▶ **Set problem**
In the lines below, find the one that contains "What text is on this page?" and write it out exactly, along with every line that follows it.

▶ **Given records**
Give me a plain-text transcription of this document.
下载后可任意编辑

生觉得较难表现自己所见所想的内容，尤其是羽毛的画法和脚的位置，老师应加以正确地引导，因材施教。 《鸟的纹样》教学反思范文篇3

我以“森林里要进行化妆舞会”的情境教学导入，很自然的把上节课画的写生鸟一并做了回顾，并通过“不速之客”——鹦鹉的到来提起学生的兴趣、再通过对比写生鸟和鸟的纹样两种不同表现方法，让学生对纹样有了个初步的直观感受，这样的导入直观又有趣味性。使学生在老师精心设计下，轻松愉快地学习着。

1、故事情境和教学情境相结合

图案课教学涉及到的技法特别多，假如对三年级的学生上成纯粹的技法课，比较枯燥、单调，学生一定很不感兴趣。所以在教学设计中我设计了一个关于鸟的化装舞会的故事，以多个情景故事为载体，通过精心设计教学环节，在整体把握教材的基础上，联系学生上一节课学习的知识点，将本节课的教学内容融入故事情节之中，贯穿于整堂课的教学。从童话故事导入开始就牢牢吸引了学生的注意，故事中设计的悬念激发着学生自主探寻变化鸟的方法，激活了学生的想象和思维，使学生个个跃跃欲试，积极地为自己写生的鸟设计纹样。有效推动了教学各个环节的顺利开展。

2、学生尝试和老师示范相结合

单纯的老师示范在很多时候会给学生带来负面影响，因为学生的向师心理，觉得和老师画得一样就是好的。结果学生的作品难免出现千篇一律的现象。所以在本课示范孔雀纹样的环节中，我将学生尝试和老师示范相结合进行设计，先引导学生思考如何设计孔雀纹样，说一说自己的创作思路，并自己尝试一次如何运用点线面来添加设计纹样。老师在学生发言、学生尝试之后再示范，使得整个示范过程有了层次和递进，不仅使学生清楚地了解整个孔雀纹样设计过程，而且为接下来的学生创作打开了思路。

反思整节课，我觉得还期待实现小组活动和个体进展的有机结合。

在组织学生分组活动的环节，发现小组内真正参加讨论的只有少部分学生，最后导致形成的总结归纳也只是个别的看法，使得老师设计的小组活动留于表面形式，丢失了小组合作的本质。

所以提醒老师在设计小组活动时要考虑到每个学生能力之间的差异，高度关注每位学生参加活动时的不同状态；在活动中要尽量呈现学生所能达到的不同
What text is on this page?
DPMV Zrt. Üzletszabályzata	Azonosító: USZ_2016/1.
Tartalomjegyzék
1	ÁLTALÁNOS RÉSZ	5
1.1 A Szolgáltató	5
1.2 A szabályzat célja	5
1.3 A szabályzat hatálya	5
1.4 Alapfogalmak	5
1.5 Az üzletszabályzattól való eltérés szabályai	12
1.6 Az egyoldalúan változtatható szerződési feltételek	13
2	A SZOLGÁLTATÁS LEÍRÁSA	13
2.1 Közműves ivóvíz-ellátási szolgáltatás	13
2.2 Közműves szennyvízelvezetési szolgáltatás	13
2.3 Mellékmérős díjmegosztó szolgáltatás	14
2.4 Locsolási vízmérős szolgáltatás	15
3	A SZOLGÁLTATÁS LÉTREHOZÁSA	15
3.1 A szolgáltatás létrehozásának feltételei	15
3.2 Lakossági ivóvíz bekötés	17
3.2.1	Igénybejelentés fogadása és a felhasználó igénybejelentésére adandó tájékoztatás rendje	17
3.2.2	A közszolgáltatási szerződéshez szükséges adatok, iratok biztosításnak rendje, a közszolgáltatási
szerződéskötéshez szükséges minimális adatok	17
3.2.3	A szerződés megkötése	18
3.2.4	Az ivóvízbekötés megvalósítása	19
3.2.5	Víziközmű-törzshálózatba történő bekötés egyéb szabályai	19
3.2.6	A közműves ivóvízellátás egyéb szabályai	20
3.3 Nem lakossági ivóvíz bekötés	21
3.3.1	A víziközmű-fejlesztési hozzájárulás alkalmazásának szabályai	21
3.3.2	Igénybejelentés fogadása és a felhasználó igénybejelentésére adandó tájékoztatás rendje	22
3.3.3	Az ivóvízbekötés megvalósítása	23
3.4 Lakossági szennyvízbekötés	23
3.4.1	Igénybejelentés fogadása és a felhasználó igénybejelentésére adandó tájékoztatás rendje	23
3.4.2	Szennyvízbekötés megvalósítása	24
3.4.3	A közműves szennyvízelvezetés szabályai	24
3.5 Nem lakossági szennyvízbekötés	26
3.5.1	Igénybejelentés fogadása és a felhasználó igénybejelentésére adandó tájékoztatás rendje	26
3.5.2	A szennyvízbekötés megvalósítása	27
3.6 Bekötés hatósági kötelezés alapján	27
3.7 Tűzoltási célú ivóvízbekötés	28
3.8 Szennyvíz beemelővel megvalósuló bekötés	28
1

▶ **Solution to this task**
What text is on this page?
DPMV Zrt. Üzletszabályzata	Azonosító: USZ_2016/1.
Tartalomjegyzék
1	ÁLTALÁNOS RÉSZ	5
1.1 A Szolgáltató	5
1.2 A szabályzat célja	5
1.3 A szabályzat hatálya	5
1.4 Alapfogalmak	5
1.5 Az üzletszabályzattól való eltérés szabályai	12
1.6 Az egyoldalúan változtatható szerződési feltételek	13
2	A SZOLGÁLTATÁS LEÍRÁSA	13
2.1 Közműves ivóvíz-ellátási szolgáltatás	13
2.2 Közműves szennyvízelvezetési szolgáltatás	13
2.3 Mellékmérős díjmegosztó szolgáltatás	14
2.4 Locsolási vízmérős szolgáltatás	15
3	A SZOLGÁLTATÁS LÉTREHOZÁSA	15
3.1 A szolgáltatás létrehozásának feltételei	15
3.2 Lakossági ivóvíz bekötés	17
3.2.1	Igénybejelentés fogadása és a felhasználó igénybejelentésére adandó tájékoztatás rendje	17
3.2.2	A közszolgáltatási szerződéshez szükséges adatok, iratok biztosításnak rendje, a közszolgáltatási
szerződéskötéshez szükséges minimális adatok	17
3.2.3	A szerződés megkötése	18
3.2.4	Az ivóvízbekötés megvalósítása	19
3.2.5	Víziközmű-törzshálózatba történő bekötés egyéb szabályai	19
3.2.6	A közműves ivóvízellátás egyéb szabályai	20
3.3 Nem lakossági ivóvíz bekötés	21
3.3.1	A víziközmű-fejlesztési hozzájárulás alkalmazásának szabályai	21
3.3.2	Igénybejelentés fogadása és a felhasználó igénybejelentésére adandó tájékoztatás rendje	22
3.3.3	Az ivóvízbekötés megvalósítása	23
3.4 Lakossági szennyvízbekötés	23
3.4.1	Igénybejelentés fogadása és a felhasználó igénybejelentésére adandó tájékoztatás rendje	23
3.4.2	Szennyvízbekötés megvalósítása	24
3.4.3	A közműves szennyvízelvezetés szabályai	24
3.5 Nem lakossági szennyvízbekötés	26
3.5.1	Igénybejelentés fogadása és a felhasználó igénybejelentésére adandó tájékoztatás rendje	26
3.5.2	A szennyvízbekötés megvalósítása	27
3.6 Bekötés hatósági kötelezés alapján	27
3.7 Tűzoltási célú ivóvízbekötés	28
3.8 Szennyvíz beemelővel megvalósuló bekötés	28
1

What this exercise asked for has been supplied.